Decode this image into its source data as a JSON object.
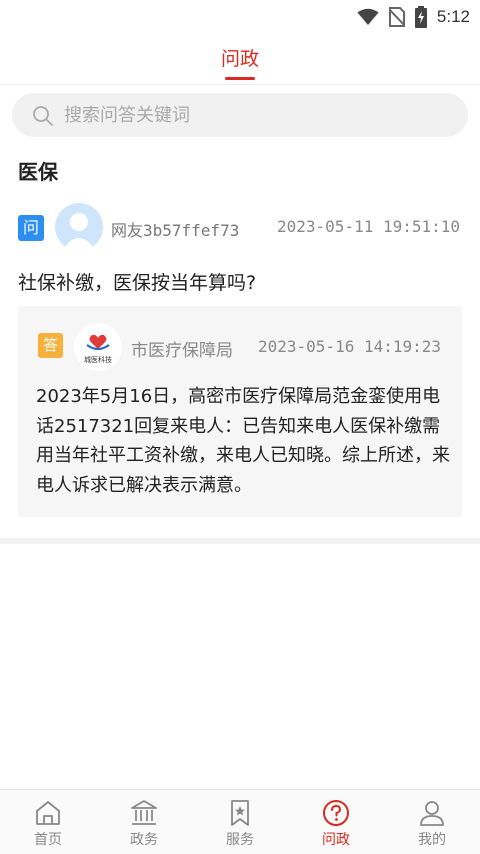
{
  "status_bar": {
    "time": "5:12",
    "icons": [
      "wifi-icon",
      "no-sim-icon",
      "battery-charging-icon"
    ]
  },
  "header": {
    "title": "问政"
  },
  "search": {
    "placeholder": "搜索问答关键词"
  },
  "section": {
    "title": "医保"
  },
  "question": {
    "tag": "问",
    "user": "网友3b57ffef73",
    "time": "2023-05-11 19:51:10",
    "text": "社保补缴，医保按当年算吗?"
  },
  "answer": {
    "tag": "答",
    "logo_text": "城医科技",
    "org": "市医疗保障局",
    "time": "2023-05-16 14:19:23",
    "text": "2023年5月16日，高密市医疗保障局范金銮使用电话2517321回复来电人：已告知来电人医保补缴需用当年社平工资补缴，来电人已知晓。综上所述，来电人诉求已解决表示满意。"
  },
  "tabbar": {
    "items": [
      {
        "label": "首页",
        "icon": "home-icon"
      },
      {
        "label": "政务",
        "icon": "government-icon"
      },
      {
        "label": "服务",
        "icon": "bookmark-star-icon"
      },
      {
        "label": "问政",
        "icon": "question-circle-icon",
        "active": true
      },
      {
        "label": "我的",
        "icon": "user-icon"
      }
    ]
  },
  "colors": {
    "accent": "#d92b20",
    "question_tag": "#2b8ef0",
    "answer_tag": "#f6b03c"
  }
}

* * * * *

REQUEST: Identify the lines in the records above that contain the word "label", then state how many there are and nothing more.

ANSWER TO THIS TASK: 5